> _What you need to do_:
Every entry must be given again exactly.

## Start

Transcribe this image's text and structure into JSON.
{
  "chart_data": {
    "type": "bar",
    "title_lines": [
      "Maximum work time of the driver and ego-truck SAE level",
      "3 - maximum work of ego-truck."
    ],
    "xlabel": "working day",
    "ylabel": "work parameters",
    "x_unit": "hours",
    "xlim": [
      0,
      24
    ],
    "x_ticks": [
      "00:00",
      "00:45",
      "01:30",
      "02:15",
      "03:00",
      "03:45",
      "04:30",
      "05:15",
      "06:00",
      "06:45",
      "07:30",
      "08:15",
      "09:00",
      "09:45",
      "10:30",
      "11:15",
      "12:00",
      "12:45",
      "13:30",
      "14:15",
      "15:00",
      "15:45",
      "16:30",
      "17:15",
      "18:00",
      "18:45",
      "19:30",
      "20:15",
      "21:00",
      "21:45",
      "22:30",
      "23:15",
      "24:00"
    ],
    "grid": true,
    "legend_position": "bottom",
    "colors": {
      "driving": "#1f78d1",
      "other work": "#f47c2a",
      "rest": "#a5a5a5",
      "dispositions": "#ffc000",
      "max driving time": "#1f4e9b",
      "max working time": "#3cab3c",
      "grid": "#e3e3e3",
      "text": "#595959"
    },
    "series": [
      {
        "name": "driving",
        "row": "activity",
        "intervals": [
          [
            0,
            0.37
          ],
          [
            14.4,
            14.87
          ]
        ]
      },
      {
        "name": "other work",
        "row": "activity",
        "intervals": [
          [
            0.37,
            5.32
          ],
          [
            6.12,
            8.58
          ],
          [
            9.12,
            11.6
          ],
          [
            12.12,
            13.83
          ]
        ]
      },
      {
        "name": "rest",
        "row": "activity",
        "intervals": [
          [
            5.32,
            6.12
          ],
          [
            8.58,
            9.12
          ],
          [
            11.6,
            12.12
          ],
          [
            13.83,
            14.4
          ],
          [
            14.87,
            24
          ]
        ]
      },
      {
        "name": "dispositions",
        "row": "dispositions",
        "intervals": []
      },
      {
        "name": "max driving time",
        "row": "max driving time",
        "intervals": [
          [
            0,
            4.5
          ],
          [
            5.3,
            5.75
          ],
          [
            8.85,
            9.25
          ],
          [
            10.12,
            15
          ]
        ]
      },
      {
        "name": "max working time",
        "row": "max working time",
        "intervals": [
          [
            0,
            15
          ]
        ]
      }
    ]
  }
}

## End

> _Expected answer_:
Transcribe this image's text and structure into JSON.
{
  "chart_data": {
    "type": "bar",
    "title_lines": [
      "Maximum work time of the driver and ego-truck SAE level",
      "3 - maximum work of ego-truck."
    ],
    "xlabel": "working day",
    "ylabel": "work parameters",
    "x_unit": "hours",
    "xlim": [
      0,
      24
    ],
    "x_ticks": [
      "00:00",
      "00:45",
      "01:30",
      "02:15",
      "03:00",
      "03:45",
      "04:30",
      "05:15",
      "06:00",
      "06:45",
      "07:30",
      "08:15",
      "09:00",
      "09:45",
      "10:30",
      "11:15",
      "12:00",
      "12:45",
      "13:30",
      "14:15",
      "15:00",
      "15:45",
      "16:30",
      "17:15",
      "18:00",
      "18:45",
      "19:30",
      "20:15",
      "21:00",
      "21:45",
      "22:30",
      "23:15",
      "24:00"
    ],
    "grid": true,
    "legend_position": "bottom",
    "colors": {
      "driving": "#1f78d1",
      "other work": "#f47c2a",
      "rest": "#a5a5a5",
      "dispositions": "#ffc000",
      "max driving time": "#1f4e9b",
      "max working time": "#3cab3c",
      "grid": "#e3e3e3",
      "text": "#595959"
    },
    "series": [
      {
        "name": "driving",
        "row": "activity",
        "intervals": [
          [
            0,
            0.37
          ],
          [
            14.4,
            14.87
          ]
        ]
      },
      {
        "name": "other work",
        "row": "activity",
        "intervals": [
          [
            0.37,
            5.32
          ],
          [
            6.12,
            8.58
          ],
          [
            9.12,
            11.6
          ],
          [
            12.12,
            13.83
          ]
        ]
      },
      {
        "name": "rest",
        "row": "activity",
        "intervals": [
          [
            5.32,
            6.12
          ],
          [
            8.58,
            9.12
          ],
          [
            11.6,
            12.12
          ],
          [
            13.83,
            14.4
          ],
          [
            14.87,
            24
          ]
        ]
      },
      {
        "name": "dispositions",
        "row": "dispositions",
        "intervals": []
      },
      {
        "name": "max driving time",
        "row": "max driving time",
        "intervals": [
          [
            0,
            4.5
          ],
          [
            5.3,
            5.75
          ],
          [
            8.85,
            9.25
          ],
          [
            10.12,
            15
          ]
        ]
      },
      {
        "name": "max working time",
        "row": "max working time",
        "intervals": [
          [
            0,
            15
          ]
        ]
      }
    ]
  }
}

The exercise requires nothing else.